> [Instructions to follow]: Write out every entry precisely as given, leaving the pictures out.

> [Record set]:

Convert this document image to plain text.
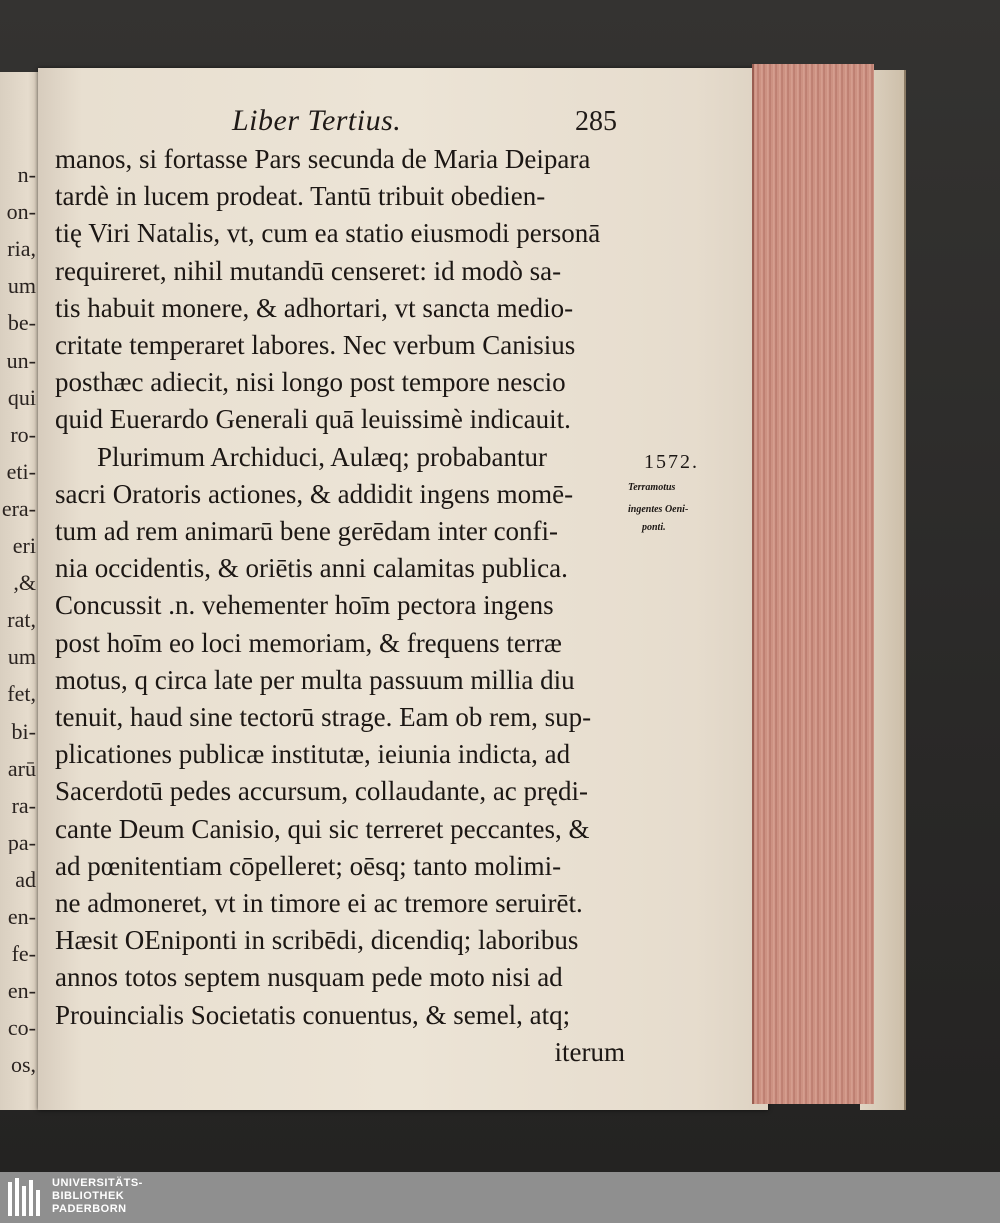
n-
on-
ria,
um
be-
un-
qui
ro-
eti-
era-
eri
,&
rat,
um
fet,
bi-
arū
ra-
pa-
ad
en-
fe-
en-
co-
os,
Liber Tertius.	285
manos, si fortasse Pars secunda de Maria Deipara
tardè in lucem prodeat. Tantū tribuit obedien-
tię Viri Natalis, vt, cum ea statio eiusmodi personā
requireret, nihil mutandū censeret: id modò sa-
tis habuit monere, & adhortari, vt sancta medio-
critate temperaret labores. Nec verbum Canisius
posthæc adiecit, nisi longo post tempore nescio
quid Euerardo Generali quā leuissimè indicauit.
Plurimum Archiduci, Aulæq; probabantur
sacri Oratoris actiones, & addidit ingens momē-
tum ad rem animarū bene gerēdam inter confi-
nia occidentis, & oriētis anni calamitas publica.
Concussit .n. vehementer hoīm pectora ingens
post hoīm eo loci memoriam, & frequens terræ
motus, q circa late per multa passuum millia diu
tenuit, haud sine tectorū strage. Eam ob rem, sup-
plicationes publicæ institutæ, ieiunia indicta, ad
Sacerdotū pedes accursum, collaudante, ac prędi-
cante Deum Canisio, qui sic terreret peccantes, &
ad pœnitentiam cōpelleret; oēsq; tanto molimi-
ne admoneret, vt in timore ei ac tremore seruirēt.
Hæsit OEniponti in scribēdi, dicendiq; laboribus
annos totos septem nusquam pede moto nisi ad
Prouincialis Societatis conuentus, & semel, atq;
iterum
1572.
Terramotus
ingentes Oeni-
ponti.
UNIVERSITÄTS-
BIBLIOTHEK
PADERBORN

> [Response to the exercise]:
Convert this document image to plain text.
n-
on-
ria,
um
be-
un-
qui
ro-
eti-
era-
eri
,&
rat,
um
fet,
bi-
arū
ra-
pa-
ad
en-
fe-
en-
co-
os,
Liber Tertius.	285
manos, si fortasse Pars secunda de Maria Deipara
tardè in lucem prodeat. Tantū tribuit obedien-
tię Viri Natalis, vt, cum ea statio eiusmodi personā
requireret, nihil mutandū censeret: id modò sa-
tis habuit monere, & adhortari, vt sancta medio-
critate temperaret labores. Nec verbum Canisius
posthæc adiecit, nisi longo post tempore nescio
quid Euerardo Generali quā leuissimè indicauit.
Plurimum Archiduci, Aulæq; probabantur
sacri Oratoris actiones, & addidit ingens momē-
tum ad rem animarū bene gerēdam inter confi-
nia occidentis, & oriētis anni calamitas publica.
Concussit .n. vehementer hoīm pectora ingens
post hoīm eo loci memoriam, & frequens terræ
motus, q circa late per multa passuum millia diu
tenuit, haud sine tectorū strage. Eam ob rem, sup-
plicationes publicæ institutæ, ieiunia indicta, ad
Sacerdotū pedes accursum, collaudante, ac prędi-
cante Deum Canisio, qui sic terreret peccantes, &
ad pœnitentiam cōpelleret; oēsq; tanto molimi-
ne admoneret, vt in timore ei ac tremore seruirēt.
Hæsit OEniponti in scribēdi, dicendiq; laboribus
annos totos septem nusquam pede moto nisi ad
Prouincialis Societatis conuentus, & semel, atq;
iterum
1572.
Terramotus
ingentes Oeni-
ponti.
UNIVERSITÄTS-
BIBLIOTHEK
PADERBORN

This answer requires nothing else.